#### Raw data ####

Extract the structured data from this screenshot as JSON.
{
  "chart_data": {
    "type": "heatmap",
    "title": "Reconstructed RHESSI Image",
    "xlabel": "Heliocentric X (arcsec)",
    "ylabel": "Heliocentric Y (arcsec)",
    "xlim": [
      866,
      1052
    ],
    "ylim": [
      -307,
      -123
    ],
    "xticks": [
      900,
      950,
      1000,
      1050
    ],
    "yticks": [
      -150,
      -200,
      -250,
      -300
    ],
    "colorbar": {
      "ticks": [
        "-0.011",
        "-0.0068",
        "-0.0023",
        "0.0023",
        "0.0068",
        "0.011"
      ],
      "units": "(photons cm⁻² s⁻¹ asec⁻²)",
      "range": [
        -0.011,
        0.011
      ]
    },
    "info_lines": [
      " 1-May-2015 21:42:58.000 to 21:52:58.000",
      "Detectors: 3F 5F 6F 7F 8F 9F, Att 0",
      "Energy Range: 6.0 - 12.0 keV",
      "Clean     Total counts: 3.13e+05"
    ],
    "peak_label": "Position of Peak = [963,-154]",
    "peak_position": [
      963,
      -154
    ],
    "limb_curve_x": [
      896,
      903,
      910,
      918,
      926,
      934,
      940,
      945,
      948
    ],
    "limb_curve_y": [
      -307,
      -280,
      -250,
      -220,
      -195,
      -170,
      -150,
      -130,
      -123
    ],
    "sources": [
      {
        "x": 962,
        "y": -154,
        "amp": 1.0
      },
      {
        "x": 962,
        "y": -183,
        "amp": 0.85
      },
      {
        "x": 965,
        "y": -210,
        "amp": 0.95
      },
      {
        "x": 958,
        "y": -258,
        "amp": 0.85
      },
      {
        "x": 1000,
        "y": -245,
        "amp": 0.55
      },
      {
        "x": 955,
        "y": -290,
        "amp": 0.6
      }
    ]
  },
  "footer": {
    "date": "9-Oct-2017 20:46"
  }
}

####

Repeat the data precisely, line by line.

Extract the structured data from this screenshot as JSON.
{
  "chart_data": {
    "type": "heatmap",
    "title": "Reconstructed RHESSI Image",
    "xlabel": "Heliocentric X (arcsec)",
    "ylabel": "Heliocentric Y (arcsec)",
    "xlim": [
      866,
      1052
    ],
    "ylim": [
      -307,
      -123
    ],
    "xticks": [
      900,
      950,
      1000,
      1050
    ],
    "yticks": [
      -150,
      -200,
      -250,
      -300
    ],
    "colorbar": {
      "ticks": [
        "-0.011",
        "-0.0068",
        "-0.0023",
        "0.0023",
        "0.0068",
        "0.011"
      ],
      "units": "(photons cm⁻² s⁻¹ asec⁻²)",
      "range": [
        -0.011,
        0.011
      ]
    },
    "info_lines": [
      " 1-May-2015 21:42:58.000 to 21:52:58.000",
      "Detectors: 3F 5F 6F 7F 8F 9F, Att 0",
      "Energy Range: 6.0 - 12.0 keV",
      "Clean     Total counts: 3.13e+05"
    ],
    "peak_label": "Position of Peak = [963,-154]",
    "peak_position": [
      963,
      -154
    ],
    "limb_curve_x": [
      896,
      903,
      910,
      918,
      926,
      934,
      940,
      945,
      948
    ],
    "limb_curve_y": [
      -307,
      -280,
      -250,
      -220,
      -195,
      -170,
      -150,
      -130,
      -123
    ],
    "sources": [
      {
        "x": 962,
        "y": -154,
        "amp": 1.0
      },
      {
        "x": 962,
        "y": -183,
        "amp": 0.85
      },
      {
        "x": 965,
        "y": -210,
        "amp": 0.95
      },
      {
        "x": 958,
        "y": -258,
        "amp": 0.85
      },
      {
        "x": 1000,
        "y": -245,
        "amp": 0.55
      },
      {
        "x": 955,
        "y": -290,
        "amp": 0.6
      }
    ]
  },
  "footer": {
    "date": "9-Oct-2017 20:46"
  }
}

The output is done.